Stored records
╭──
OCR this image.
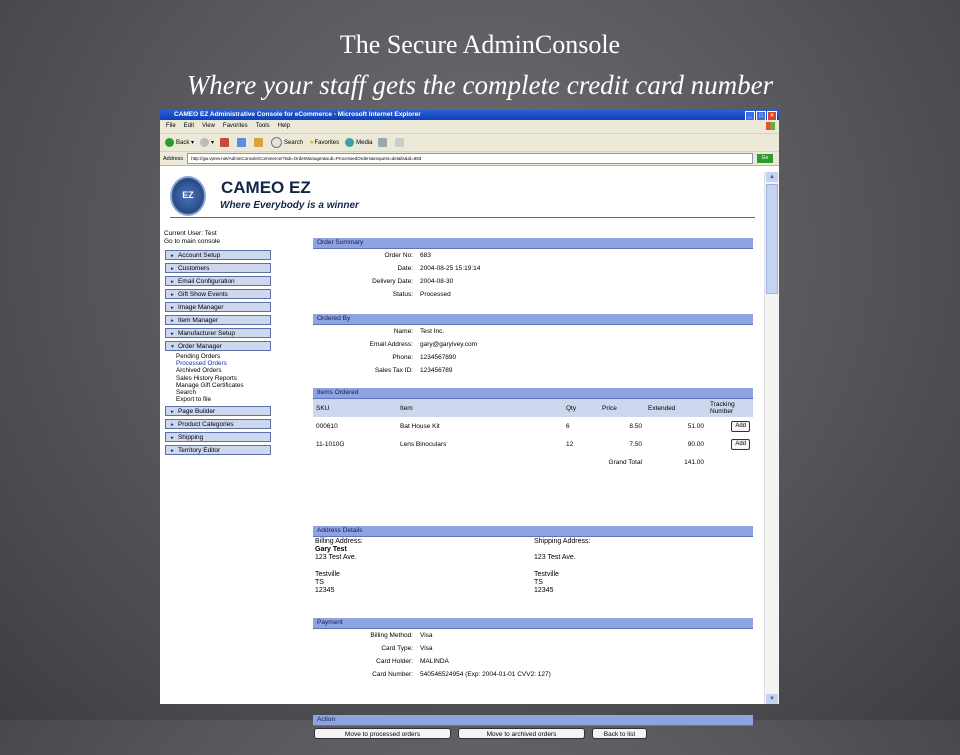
The Secure AdminConsole
Where your staff gets the complete credit card number
CAMEO EZ Administrative Console for eCommerce - Microsoft Internet Explorer	_	□	×
File Edit View Favorites Tools Help
Back ▾	▾	Search ★Favorites	Media
Address	http://gw.vprev.net/AdminConsole/Commerce/?tab=OrderManager&sub=ProcessedOrders&request=details&id=683	Go
EZ
CAMEO EZ
Where Everybody is a winner
Current User: Test
Go to main console
► Account Setup
► Customers
► Email Configuration
► Gift Show Events
► Image Manager
► Item Manager
► Manufacturer Setup
▼ Order Manager
Pending Orders
Processed Orders
Archived Orders
Sales History Reports
Manage Gift Certificates
Search
Export to file
► Page Builder
► Product Categories
► Shipping
► Territory Editor
Order Summary
Order No: 683
Date: 2004-08-25 15:19:14
Delivery Date: 2004-08-30
Status: Processed
Ordered By
Name: Test Inc.
Email Address: gary@garyivey.com
Phone: 1234567890
Sales Tax ID: 123456789
Items Ordered
SKU	Item	Qty	Price	Extended	Tracking Number
000610	Bat House Kit	6	8.50	51.00	Add
11-1010G	Lens Binoculars	12	7.50	90.00	Add
			Grand Total	141.00	
Address Details
Billing Address:
Gary Test
123 Test Ave.
Testville
TS
12345
Shipping Address:
123 Test Ave.
Testville
TS
12345
Payment
Billing Method: Visa
Card Type: Visa
Card Holder: MALINDA
Card Number: 540546524954 (Exp: 2004-01-01 CVV2: 127)
Action
Move to processed orders	Move to archived orders	Back to list
▲
▼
╰──
Problem to solve
Write down every line of the data above that includes the string "Sales".

Exercise result
Sales History Reports
Sales Tax ID: 123456789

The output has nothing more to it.